• What to produce: Extract each line containing the string "those".
↓↓↓
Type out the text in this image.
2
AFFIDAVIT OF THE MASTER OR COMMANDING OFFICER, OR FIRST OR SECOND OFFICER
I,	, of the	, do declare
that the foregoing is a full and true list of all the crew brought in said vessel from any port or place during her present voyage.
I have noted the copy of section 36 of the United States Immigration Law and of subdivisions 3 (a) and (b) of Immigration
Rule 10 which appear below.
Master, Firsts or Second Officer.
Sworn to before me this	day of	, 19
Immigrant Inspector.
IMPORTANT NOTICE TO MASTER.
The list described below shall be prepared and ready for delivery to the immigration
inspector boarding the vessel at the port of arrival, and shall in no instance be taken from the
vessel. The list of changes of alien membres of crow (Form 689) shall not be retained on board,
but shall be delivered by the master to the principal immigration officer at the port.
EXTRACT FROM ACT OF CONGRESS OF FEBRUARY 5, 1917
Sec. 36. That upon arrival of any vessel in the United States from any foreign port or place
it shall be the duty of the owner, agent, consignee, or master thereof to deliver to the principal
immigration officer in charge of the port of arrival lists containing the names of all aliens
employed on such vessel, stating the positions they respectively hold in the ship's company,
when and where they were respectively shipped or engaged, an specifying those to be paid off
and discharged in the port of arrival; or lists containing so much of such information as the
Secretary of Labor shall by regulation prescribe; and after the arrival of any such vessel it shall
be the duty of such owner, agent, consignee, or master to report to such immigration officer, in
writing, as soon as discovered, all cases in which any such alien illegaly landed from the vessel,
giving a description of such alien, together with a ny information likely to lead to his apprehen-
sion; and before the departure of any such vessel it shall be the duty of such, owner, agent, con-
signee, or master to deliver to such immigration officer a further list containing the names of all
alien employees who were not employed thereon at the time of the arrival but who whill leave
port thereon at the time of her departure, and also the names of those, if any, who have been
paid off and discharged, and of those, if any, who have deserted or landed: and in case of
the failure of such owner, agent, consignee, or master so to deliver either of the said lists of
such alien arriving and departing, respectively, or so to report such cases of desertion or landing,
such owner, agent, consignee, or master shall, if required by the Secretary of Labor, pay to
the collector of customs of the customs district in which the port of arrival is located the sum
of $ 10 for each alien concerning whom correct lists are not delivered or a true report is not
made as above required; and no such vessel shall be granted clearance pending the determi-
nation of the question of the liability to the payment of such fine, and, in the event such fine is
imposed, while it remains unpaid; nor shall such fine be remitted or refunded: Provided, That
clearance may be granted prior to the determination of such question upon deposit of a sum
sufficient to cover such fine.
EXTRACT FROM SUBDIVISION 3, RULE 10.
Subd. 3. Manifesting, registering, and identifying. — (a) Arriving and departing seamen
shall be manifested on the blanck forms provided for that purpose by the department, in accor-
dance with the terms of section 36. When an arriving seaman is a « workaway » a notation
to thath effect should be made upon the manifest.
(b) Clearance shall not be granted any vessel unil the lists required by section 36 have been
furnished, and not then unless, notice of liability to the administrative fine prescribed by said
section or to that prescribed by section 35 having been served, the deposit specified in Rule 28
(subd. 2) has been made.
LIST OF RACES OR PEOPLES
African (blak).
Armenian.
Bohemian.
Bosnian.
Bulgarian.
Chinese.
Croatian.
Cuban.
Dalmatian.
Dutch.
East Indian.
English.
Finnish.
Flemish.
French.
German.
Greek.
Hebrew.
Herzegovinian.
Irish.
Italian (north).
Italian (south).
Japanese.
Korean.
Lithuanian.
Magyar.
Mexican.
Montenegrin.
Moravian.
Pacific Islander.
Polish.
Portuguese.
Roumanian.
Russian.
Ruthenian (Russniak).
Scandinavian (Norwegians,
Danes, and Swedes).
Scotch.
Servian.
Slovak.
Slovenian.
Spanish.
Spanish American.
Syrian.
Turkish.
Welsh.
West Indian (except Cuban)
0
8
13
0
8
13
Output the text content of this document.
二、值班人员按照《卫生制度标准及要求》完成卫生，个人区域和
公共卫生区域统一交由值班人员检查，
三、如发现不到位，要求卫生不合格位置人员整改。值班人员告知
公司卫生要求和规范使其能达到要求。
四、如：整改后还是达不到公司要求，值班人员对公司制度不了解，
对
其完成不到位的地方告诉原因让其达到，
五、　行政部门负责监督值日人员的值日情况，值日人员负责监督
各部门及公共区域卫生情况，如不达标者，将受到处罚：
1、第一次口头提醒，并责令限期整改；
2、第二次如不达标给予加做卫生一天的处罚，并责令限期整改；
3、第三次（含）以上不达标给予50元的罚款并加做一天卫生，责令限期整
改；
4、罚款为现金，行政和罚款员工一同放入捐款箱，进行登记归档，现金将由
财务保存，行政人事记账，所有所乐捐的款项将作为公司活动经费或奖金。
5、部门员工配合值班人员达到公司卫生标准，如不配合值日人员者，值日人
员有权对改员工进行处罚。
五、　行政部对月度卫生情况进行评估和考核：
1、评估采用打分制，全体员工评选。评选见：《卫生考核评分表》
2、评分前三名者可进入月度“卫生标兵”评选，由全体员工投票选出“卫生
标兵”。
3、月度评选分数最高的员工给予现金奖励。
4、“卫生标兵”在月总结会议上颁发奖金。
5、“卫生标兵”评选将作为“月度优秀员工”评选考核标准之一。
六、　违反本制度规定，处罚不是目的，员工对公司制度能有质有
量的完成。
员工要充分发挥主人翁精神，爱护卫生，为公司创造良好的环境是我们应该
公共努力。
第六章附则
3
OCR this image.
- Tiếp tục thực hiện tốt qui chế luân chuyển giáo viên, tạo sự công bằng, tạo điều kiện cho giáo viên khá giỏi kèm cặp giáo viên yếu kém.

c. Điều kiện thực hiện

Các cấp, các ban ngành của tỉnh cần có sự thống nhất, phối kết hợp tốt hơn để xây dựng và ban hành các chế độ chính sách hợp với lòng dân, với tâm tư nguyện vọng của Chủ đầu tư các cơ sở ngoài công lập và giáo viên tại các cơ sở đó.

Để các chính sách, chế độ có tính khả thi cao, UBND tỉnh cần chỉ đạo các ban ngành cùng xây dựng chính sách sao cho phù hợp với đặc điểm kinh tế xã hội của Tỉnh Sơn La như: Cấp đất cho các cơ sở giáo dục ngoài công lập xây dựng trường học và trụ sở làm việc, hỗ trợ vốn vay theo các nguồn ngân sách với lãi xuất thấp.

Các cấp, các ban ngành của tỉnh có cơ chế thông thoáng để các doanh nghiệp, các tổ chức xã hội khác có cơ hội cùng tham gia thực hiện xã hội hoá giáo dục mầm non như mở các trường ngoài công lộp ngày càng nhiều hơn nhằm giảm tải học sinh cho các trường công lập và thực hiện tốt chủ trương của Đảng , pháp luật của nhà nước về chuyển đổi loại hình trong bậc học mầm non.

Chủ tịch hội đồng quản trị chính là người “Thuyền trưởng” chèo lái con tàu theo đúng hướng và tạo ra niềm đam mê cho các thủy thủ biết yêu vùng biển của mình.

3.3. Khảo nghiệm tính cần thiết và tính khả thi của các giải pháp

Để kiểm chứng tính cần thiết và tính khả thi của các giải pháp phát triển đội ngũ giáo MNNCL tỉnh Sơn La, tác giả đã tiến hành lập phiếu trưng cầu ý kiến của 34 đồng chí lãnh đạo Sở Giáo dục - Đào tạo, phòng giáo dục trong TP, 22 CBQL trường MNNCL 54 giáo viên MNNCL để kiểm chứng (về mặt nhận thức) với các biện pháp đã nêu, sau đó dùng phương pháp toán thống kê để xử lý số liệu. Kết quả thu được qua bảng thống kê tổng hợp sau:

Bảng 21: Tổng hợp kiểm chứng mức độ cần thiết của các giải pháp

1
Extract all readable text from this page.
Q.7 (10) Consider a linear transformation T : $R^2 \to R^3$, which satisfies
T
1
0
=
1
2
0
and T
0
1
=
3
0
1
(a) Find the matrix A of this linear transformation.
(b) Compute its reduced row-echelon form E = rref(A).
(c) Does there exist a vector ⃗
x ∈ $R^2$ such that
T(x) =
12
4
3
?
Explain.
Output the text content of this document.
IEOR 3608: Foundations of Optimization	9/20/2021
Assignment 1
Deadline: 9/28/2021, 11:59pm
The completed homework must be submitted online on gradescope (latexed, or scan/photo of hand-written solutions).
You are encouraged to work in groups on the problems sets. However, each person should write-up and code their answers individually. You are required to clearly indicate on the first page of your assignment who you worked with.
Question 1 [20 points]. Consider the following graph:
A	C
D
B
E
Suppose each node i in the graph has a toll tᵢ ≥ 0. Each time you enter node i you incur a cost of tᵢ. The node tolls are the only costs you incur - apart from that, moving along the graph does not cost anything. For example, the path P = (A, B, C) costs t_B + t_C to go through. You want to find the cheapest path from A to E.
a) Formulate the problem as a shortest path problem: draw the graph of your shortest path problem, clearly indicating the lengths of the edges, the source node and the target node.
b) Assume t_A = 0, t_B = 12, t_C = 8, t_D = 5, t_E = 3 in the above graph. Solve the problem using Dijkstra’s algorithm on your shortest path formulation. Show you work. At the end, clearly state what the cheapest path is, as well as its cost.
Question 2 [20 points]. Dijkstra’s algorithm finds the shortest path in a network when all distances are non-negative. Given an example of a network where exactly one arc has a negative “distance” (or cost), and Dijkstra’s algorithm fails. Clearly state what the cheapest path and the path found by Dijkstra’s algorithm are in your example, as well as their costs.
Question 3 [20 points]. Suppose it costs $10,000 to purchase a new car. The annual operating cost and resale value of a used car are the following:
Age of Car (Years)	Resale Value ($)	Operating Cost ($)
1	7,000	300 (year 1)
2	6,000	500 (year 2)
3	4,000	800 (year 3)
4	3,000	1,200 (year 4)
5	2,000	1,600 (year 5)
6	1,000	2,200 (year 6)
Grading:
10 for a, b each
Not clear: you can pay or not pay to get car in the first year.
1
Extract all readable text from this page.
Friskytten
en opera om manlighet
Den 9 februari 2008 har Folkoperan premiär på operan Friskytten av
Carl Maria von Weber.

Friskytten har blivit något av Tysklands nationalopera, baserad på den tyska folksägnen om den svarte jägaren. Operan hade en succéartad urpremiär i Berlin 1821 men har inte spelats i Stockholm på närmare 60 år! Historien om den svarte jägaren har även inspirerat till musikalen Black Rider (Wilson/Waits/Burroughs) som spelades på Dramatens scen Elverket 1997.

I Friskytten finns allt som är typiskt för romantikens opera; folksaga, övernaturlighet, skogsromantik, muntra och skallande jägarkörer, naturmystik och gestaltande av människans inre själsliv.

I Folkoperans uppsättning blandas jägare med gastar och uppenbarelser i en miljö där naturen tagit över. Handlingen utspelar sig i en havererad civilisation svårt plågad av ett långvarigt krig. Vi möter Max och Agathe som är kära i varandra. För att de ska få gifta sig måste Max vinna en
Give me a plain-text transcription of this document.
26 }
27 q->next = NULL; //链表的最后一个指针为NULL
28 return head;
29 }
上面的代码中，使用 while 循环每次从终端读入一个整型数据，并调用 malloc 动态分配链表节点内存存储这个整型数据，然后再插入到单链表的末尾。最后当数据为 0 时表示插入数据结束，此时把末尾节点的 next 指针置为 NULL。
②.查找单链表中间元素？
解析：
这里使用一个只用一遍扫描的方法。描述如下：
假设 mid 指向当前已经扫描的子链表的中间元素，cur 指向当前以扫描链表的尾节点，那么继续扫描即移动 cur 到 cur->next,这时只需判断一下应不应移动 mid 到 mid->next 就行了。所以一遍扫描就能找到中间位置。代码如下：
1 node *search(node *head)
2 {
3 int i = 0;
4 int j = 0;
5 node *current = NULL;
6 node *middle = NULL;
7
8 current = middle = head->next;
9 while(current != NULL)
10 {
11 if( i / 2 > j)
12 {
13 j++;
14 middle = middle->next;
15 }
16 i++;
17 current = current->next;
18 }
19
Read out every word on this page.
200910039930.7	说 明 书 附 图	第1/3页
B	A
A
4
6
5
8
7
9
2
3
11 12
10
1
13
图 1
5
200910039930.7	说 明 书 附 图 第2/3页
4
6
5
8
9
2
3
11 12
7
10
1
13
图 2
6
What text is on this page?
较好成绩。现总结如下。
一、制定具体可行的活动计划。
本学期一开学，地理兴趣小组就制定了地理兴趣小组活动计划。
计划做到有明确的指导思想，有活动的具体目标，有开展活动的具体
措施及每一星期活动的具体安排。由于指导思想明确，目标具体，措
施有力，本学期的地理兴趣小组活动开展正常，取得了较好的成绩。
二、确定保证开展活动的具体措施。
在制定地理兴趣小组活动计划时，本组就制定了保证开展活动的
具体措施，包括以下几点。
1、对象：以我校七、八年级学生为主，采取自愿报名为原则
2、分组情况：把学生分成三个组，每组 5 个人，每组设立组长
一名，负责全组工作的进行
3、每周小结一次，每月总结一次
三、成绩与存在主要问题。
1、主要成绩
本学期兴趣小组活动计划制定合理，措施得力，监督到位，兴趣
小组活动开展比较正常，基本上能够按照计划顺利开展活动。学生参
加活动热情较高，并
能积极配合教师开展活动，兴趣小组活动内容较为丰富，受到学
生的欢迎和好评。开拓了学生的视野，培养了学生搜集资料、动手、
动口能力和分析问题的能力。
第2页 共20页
↑↑↑
• Solution for this problem:
when and where they were respectively shipped or engaged, an specifying those to be paid off
port thereon at the time of her departure, and also the names of those, if any, who have been
paid off and discharged, and of those, if any, who have deserted or landed: and in case of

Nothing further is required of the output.